▸ TAREA ESCRITA:
En el fragmento sobre el salar de Atacama, ¿qué significa "lickan antay" en kunza?

▸ FRAGMENTO DEL TEXTO:

════════

Se trata de un gesto típicamente colonial: ver el territorio vacío para evitar hacerse cargo de los potenciales impactos ambientales y humanos que pueda causar la actividad emprendida por un agente foráneo como la minería del litio. Sin embargo, si el periodista de Forbes hubiera sido un poco menos bárbaro, se hubiera informado de que en los oasis que bordean el salar de Atacama viven comunidades indígenas, según el registro arqueológico, al menos desde el año 8.000 AC. De hecho, el pueblo atacameño o lickan antay –’gente de la tierra’ en kunza, su lengua– fue capaz de levantar toda una civilización en la mitad del desierto más árido del mundo, domesticar la llama y otros camélidos para utilizarlos en sus largas caravanas transandinas, y de emplear el fruto del chañar y del algarrobo, dos de los pocos árboles que crecen en estos parajes, para aportar proteína a su dieta y fabricar aloha, un licor utilizado en ceremonias y ritos. En los oasis del salar de Atacama se cosecha hoy alfalfa, maíz, papas y habas. En sus huertos sigue habiendo árboles frutales que reciben agua a través de un escrupuloso sistema de uso comunal del agua, que convive con el turismo ecológico y otros emprendimientos comunitarios. Y, por si todo eso fuera poco, sus habitantes también han sobrevivido a las distintas olas de colonialismo desde la llegada de los españoles hasta el presente.

Por eso, las malas noticias para los inversionistas de Forbes y para el optimismo tecnológico del norte es que, lejos de ser una tierra baldía, el salar de Atacama, como el resto de territorios del llamado ‘Triángulo Suramericano del Litio’, sigue habitado por las comunidades ancestrales aymara, quechua, kolla y lickan antay que son, según derecho consuetudinario, los legítimos dueños del territorio, los que lo siguen haciendo florecer respetando sus ciclos de regeneración mediante todo un sistema ritual de pagos a la tierra y respeto a la naturaleza.

A diferencia de los occidentales, estos pueblos indígenas, que se consideran los herederos directos de los incas, no ven la naturaleza como un objeto exterior a ellos, del que pueden disponer a capricho o destruir, sino como un ser vivo. Verónica Chávez, de la comunidad de Santuario de Tres Pozos en Salinas Grandes (Argentina), cuenta que el salar es un ser vivo, con sus venas de agua y sus ciclos de regeneración que atraviesan la estación de las lluvias hasta secarse y hacer brotar la sal que se cosecha después, en la estación seca, como una planta más. Por eso, cuando llegaron las mineras del litio a explotar el salar, el efecto en ella fue demoledor:

Por lo que yo vi, era gente que venía sin conocimiento. No les importaba nada el destrozo de nuestra Mamita Pacha. Le tiraban ácido, le rompían la venita de agua. ¡Hacían todo un desastre! Y para mí es un dolor eso porque ella es una mamita para mí, a una madre no se le hace eso.

════════

▸ DATOS PROPORCIONADOS:
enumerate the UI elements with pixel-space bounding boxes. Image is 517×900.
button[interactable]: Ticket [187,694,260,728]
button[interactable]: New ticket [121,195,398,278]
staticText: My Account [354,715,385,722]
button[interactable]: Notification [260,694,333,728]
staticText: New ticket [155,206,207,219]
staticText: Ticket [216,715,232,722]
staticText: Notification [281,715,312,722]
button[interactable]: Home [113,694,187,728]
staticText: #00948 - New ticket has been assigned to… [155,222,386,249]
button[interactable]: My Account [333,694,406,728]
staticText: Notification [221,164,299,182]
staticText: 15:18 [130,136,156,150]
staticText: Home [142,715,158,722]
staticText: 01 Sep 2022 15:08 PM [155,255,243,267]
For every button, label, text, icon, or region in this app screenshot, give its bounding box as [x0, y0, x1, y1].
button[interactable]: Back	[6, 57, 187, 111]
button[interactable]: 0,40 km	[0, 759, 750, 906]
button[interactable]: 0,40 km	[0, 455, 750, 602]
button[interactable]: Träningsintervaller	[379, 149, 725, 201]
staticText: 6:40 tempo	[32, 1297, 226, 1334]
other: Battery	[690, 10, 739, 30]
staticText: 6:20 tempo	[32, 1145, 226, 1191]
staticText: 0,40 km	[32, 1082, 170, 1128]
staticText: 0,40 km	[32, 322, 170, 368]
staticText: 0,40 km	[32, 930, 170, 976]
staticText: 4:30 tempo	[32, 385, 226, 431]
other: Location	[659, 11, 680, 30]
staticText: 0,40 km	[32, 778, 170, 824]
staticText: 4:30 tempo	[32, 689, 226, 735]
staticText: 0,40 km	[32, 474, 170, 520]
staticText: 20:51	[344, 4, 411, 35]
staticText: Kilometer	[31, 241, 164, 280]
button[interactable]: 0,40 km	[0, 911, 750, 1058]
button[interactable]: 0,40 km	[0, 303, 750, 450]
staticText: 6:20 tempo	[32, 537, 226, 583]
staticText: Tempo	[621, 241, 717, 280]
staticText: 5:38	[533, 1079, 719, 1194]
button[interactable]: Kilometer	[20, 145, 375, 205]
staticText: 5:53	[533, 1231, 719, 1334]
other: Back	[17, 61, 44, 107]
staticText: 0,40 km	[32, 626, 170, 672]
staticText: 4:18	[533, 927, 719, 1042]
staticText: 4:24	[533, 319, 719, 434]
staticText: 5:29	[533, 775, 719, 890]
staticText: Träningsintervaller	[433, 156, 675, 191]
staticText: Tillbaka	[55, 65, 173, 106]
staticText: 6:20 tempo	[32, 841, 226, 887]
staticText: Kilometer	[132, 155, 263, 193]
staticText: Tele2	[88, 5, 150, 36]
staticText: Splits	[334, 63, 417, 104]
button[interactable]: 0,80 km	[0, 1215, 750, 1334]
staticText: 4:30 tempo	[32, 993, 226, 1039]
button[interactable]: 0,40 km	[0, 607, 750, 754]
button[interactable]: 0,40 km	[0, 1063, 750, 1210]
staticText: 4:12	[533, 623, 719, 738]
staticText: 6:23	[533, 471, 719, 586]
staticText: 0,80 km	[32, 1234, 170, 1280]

════════

▸ RESULTADO DEL EJERCICIO:
Significa "gente de la tierra".